* start *
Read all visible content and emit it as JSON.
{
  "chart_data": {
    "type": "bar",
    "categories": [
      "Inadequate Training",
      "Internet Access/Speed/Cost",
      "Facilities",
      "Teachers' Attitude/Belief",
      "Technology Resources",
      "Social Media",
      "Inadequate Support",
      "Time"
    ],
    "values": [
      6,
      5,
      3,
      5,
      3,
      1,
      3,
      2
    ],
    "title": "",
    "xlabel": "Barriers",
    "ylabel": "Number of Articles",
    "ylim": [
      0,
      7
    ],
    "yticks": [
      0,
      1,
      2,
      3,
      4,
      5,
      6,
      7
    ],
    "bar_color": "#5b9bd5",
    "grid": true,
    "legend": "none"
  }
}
* end *
Task requirements
Tally the lines containing "Inadequate". Provide the number without any other words.

The completed task
2